---- ITEMS

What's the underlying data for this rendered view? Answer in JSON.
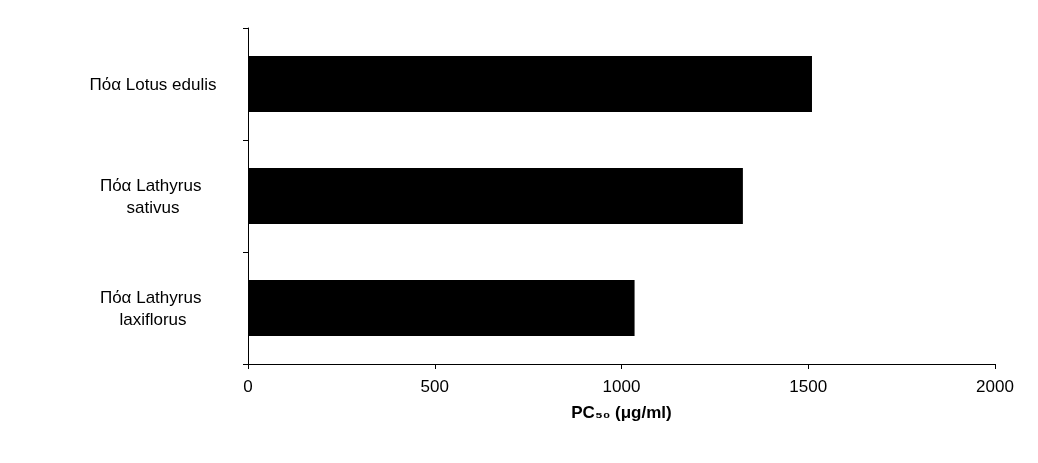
{
  "chart_data": {
    "type": "bar",
    "orientation": "horizontal",
    "xlabel": "PC₅₀ (μg/ml)",
    "categories": [
      "Πόα Lotus edulis",
      "Πόα Lathyrus sativus",
      "Πόα Lathyrus laxiflorus"
    ],
    "values": [
      1510,
      1325,
      1035
    ],
    "color": "#000000",
    "xlim": [
      0,
      2000
    ],
    "xticks": [
      0,
      500,
      1000,
      1500,
      2000
    ],
    "grid": false
  }
}
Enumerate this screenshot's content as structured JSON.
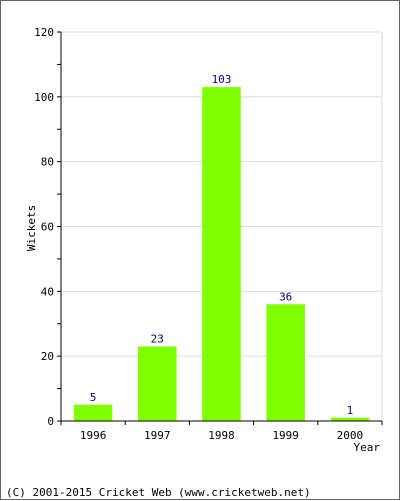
{
  "chart_data": {
    "type": "bar",
    "categories": [
      "1996",
      "1997",
      "1998",
      "1999",
      "2000"
    ],
    "values": [
      5,
      23,
      103,
      36,
      1
    ],
    "title": "",
    "xlabel": "Year",
    "ylabel": "Wickets",
    "ylim": [
      0,
      120
    ],
    "yticks": [
      0,
      20,
      40,
      60,
      80,
      100,
      120
    ],
    "grid": true,
    "bar_color": "#80ff00",
    "label_color": "#000080"
  },
  "footer": {
    "copyright": "(C) 2001-2015 Cricket Web (www.cricketweb.net)"
  }
}
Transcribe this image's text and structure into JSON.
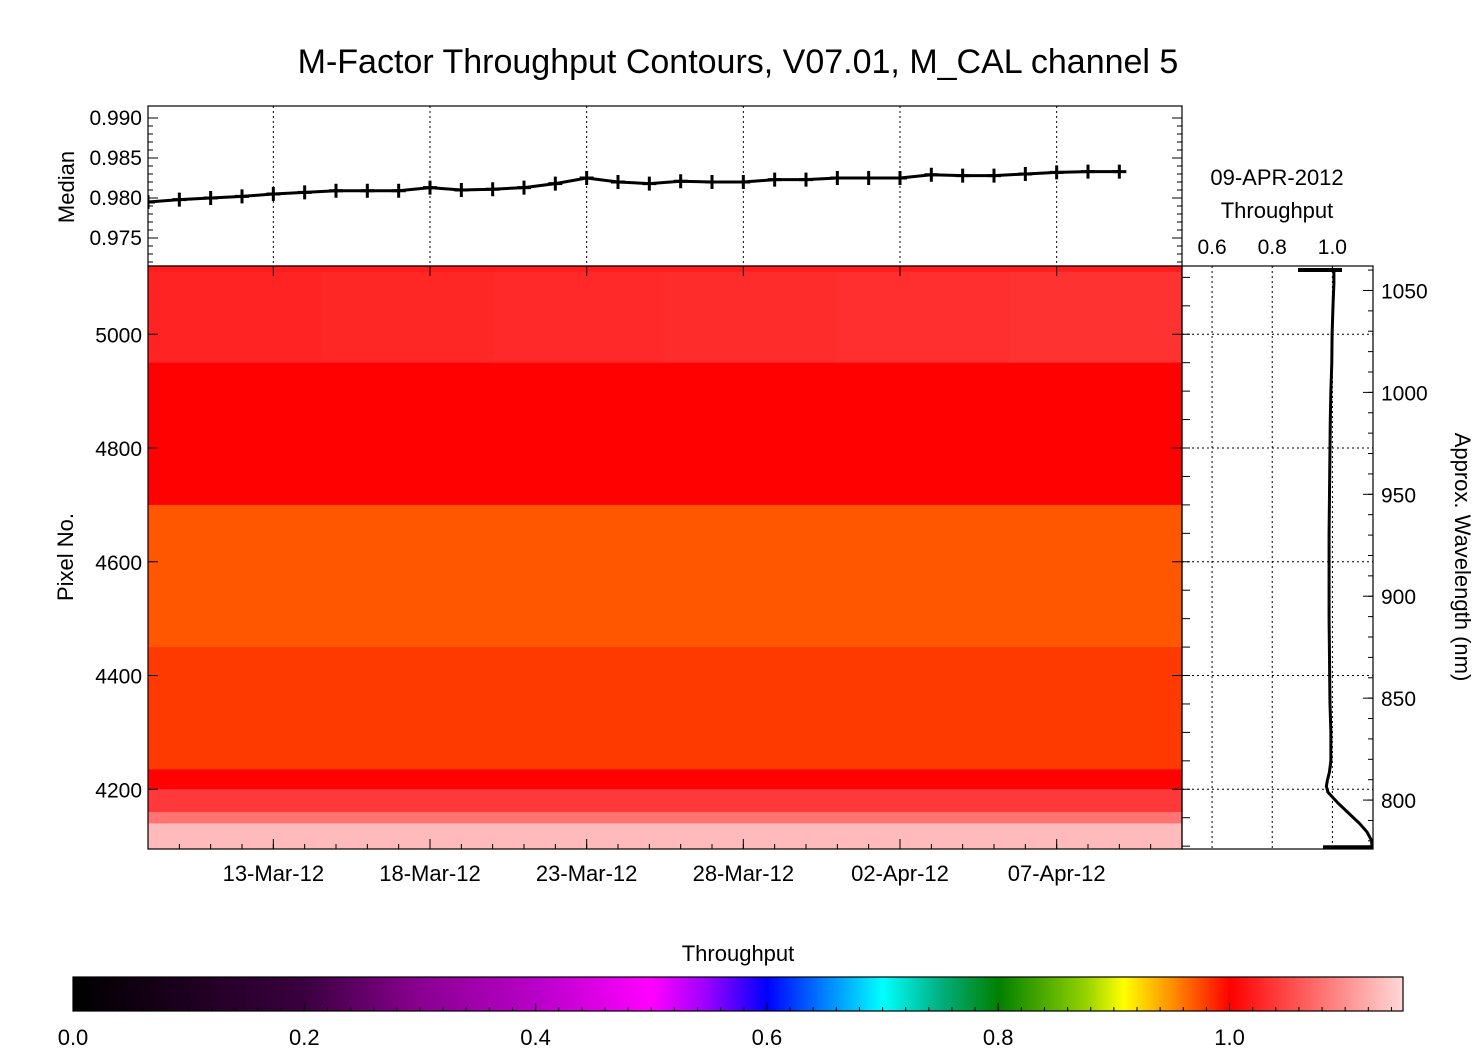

--------

Transcribe all the lines above exactly, apart from the pictures.

What's the underlying data for this rendered view? Answer in JSON.
{
  "chart_data": {
    "type": "bar",
    "orientation": "horizontal",
    "xlabel": "PC₅₀ (μg/ml)",
    "categories": [
      "Πόα Lotus edulis",
      "Πόα Lathyrus sativus",
      "Πόα Lathyrus laxiflorus"
    ],
    "values": [
      1510,
      1325,
      1035
    ],
    "color": "#000000",
    "xlim": [
      0,
      2000
    ],
    "xticks": [
      0,
      500,
      1000,
      1500,
      2000
    ],
    "grid": false
  }
}
Enumerate this screenshot's content as structured JSON.
{
  "chart_data": {
    "type": "bar",
    "categories": [
      "1996",
      "1997",
      "1998",
      "1999",
      "2000"
    ],
    "values": [
      5,
      23,
      103,
      36,
      1
    ],
    "title": "",
    "xlabel": "Year",
    "ylabel": "Wickets",
    "ylim": [
      0,
      120
    ],
    "yticks": [
      0,
      20,
      40,
      60,
      80,
      100,
      120
    ],
    "grid": true,
    "bar_color": "#80ff00",
    "label_color": "#000080"
  },
  "footer": {
    "copyright": "(C) 2001-2015 Cricket Web (www.cricketweb.net)"
  }
}
Transcribe this image's text and structure into JSON.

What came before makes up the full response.